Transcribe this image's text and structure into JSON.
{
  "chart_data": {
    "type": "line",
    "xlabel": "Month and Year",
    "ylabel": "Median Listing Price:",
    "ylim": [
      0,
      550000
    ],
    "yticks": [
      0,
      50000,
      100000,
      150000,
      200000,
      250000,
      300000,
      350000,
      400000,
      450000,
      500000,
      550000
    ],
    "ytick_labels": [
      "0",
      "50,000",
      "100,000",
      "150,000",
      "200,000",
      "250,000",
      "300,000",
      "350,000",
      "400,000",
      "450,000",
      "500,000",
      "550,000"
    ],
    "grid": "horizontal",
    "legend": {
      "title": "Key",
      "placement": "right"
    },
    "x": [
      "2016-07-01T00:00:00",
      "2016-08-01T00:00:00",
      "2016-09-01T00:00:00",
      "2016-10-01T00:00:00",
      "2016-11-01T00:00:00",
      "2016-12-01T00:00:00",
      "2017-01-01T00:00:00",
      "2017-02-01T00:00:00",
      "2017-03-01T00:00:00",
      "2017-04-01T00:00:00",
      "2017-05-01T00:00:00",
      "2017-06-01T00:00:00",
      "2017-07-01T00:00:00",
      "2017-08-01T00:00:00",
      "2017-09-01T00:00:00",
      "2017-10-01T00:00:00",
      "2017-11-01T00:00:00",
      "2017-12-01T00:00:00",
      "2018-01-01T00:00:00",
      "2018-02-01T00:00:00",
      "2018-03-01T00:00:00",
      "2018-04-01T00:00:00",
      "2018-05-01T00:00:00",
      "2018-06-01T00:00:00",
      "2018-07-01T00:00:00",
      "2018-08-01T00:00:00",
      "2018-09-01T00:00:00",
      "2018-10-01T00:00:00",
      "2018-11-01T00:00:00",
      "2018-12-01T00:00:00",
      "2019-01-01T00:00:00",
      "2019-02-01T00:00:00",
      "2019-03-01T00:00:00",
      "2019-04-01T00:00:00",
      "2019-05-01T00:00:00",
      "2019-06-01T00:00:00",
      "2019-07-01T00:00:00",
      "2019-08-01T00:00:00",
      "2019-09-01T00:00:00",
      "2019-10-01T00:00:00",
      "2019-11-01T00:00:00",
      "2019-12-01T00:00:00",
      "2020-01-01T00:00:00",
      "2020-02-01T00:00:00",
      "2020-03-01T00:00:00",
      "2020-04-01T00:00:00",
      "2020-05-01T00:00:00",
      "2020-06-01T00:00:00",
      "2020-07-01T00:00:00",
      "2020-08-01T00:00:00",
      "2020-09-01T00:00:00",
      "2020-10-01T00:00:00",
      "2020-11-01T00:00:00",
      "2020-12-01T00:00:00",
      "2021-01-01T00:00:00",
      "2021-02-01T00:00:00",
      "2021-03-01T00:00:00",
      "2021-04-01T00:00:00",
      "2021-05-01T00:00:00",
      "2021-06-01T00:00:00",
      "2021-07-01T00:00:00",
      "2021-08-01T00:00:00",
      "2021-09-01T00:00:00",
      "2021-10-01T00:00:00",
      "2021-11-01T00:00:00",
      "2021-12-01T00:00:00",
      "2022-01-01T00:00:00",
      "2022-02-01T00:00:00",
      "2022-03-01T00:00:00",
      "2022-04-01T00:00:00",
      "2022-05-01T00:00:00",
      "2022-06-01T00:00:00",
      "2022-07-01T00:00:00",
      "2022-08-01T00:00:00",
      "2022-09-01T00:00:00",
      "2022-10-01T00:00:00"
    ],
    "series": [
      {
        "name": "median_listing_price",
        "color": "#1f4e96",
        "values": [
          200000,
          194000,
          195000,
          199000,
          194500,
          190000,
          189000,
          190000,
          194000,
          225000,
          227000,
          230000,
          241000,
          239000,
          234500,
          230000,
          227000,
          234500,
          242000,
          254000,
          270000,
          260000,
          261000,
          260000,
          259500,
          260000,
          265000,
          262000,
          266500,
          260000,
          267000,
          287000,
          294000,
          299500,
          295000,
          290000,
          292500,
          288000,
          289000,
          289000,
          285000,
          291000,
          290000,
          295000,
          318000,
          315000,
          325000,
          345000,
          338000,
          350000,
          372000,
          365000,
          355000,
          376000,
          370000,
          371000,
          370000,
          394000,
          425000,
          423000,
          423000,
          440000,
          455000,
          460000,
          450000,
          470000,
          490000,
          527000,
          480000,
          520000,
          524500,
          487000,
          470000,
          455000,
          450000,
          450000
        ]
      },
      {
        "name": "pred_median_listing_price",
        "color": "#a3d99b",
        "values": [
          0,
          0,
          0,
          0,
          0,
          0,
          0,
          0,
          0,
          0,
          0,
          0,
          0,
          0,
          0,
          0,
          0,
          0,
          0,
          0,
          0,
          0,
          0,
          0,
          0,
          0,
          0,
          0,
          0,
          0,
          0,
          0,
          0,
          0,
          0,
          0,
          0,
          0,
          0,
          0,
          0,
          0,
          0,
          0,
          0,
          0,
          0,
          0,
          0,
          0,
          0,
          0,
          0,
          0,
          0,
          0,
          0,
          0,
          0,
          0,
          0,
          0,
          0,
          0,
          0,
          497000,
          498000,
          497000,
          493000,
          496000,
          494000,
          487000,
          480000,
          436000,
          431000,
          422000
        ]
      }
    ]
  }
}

...

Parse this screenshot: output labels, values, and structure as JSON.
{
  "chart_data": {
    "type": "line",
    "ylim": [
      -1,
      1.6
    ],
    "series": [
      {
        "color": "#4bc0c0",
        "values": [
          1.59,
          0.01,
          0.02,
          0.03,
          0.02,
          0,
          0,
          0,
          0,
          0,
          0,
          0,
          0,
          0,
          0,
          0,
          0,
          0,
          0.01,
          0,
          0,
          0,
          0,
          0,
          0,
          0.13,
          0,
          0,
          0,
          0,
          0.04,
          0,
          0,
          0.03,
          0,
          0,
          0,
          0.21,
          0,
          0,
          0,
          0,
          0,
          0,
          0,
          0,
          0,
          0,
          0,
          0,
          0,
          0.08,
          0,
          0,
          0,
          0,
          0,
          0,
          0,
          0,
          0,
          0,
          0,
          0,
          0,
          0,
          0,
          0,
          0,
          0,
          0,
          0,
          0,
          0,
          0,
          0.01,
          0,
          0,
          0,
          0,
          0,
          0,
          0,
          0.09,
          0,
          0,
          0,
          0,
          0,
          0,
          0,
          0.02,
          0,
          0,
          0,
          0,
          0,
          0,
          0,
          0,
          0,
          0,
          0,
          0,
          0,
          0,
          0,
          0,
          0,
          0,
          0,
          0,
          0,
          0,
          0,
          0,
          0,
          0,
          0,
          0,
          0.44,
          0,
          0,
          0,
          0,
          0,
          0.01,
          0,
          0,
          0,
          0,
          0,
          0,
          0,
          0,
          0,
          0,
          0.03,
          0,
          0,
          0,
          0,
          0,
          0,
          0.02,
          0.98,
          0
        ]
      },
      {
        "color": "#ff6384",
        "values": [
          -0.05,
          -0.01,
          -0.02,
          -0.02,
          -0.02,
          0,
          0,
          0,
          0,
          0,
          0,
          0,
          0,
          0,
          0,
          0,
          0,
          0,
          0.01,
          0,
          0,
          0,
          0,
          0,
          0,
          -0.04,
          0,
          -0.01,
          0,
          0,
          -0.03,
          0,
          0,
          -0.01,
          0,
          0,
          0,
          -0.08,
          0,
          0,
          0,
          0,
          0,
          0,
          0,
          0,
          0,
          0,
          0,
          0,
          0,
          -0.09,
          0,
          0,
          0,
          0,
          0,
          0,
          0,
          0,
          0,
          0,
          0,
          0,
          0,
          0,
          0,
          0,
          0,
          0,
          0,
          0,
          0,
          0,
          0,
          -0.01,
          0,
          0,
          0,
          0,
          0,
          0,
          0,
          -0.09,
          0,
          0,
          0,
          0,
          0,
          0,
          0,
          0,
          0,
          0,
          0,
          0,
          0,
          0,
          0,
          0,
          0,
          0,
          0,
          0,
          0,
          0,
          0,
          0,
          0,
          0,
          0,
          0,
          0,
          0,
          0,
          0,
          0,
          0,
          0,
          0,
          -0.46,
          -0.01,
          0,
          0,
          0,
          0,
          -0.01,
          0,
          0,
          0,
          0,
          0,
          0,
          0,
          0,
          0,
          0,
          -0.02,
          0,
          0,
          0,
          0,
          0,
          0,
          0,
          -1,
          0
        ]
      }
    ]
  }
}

**INSTRUCTIONS FOR THE TASK**
Copy all lines in the listing above where the string "structure" appears.

**TASK RESULT**
Transcribe this image's text and structure into JSON.
Parse this screenshot: output labels, values, and structure as JSON.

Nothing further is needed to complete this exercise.